Data excerpts:
______
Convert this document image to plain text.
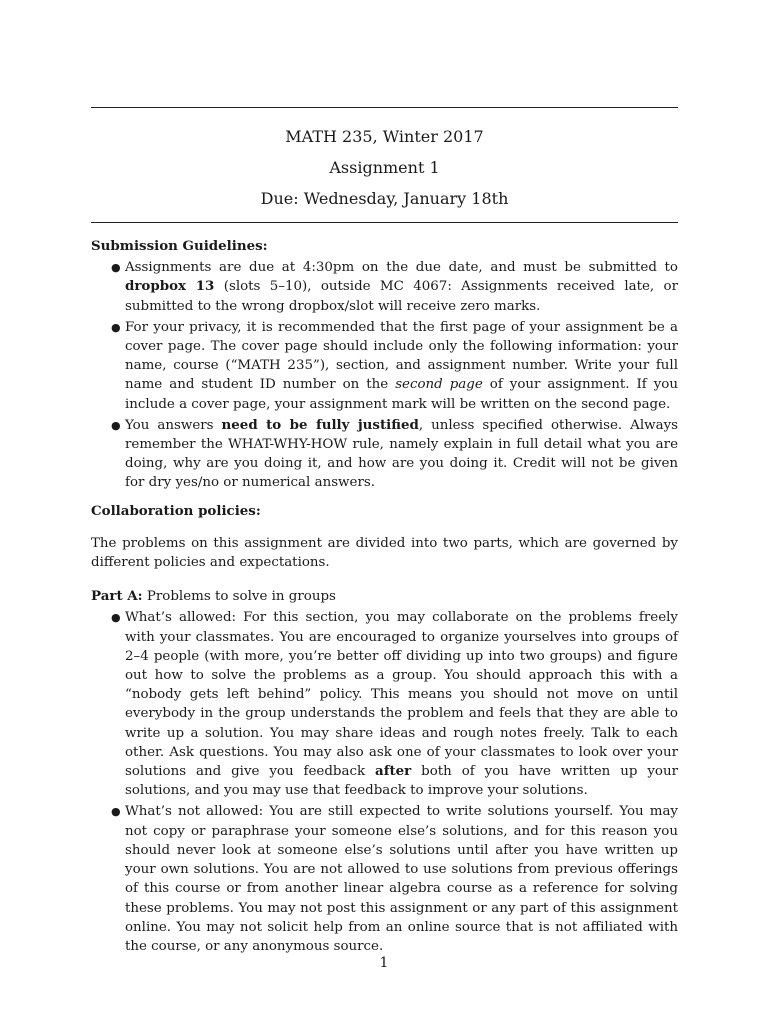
MATH 235, Winter 2017
Assignment 1
Due: Wednesday, January 18th

Submission Guidelines:

● Assignments are due at 4:30pm on the due date, and must be submitted to dropbox 13 (slots 5–10), outside MC 4067: Assignments received late, or submitted to the wrong dropbox/slot will receive zero marks.
● For your privacy, it is recommended that the first page of your assignment be a cover page. The cover page should include only the following information: your name, course (“MATH 235”), section, and assignment number. Write your full name and student ID number on the second page of your assignment. If you include a cover page, your assignment mark will be written on the second page.
● You answers need to be fully justified, unless specified otherwise. Always remember the WHAT-WHY-HOW rule, namely explain in full detail what you are doing, why are you doing it, and how are you doing it. Credit will not be given for dry yes/no or numerical answers.

Collaboration policies:

The problems on this assignment are divided into two parts, which are governed by different policies and expectations.

Part A: Problems to solve in groups

● What’s allowed: For this section, you may collaborate on the problems freely with your classmates. You are encouraged to organize yourselves into groups of 2–4 people (with more, you’re better off dividing up into two groups) and figure out how to solve the problems as a group. You should approach this with a “nobody gets left behind” policy. This means you should not move on until everybody in the group understands the problem and feels that they are able to write up a solution. You may share ideas and rough notes freely. Talk to each other. Ask questions. You may also ask one of your classmates to look over your solutions and give you feedback after both of you have written up your solutions, and you may use that feedback to improve your solutions.
● What’s not allowed: You are still expected to write solutions yourself. You may not copy or paraphrase your someone else’s solutions, and for this reason you should never look at someone else’s solutions until after you have written up your own solutions. You are not allowed to use solutions from previous offerings of this course or from another linear algebra course as a reference for solving these problems. You may not post this assignment or any part of this assignment online. You may not solicit help from an online source that is not affiliated with the course, or any anonymous source.
1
______
■ **TASK BRIEF**
Return each line of the listing that holds the string "full".

■ **SOLUTION TO THIS PROBLEM**
● For your privacy, it is recommended that the first page of your assignment be a cover page. The cover page should include only the following information: your name, course (“MATH 235”), section, and assignment number. Write your full name and student ID number on the second page of your assignment. If you include a cover page, your assignment mark will be written on the second page.
● You answers need to be fully justified, unless specified otherwise. Always remember the WHAT-WHY-HOW rule, namely explain in full detail what you are doing, why are you doing it, and how are you doing it. Credit will not be given for dry yes/no or numerical answers.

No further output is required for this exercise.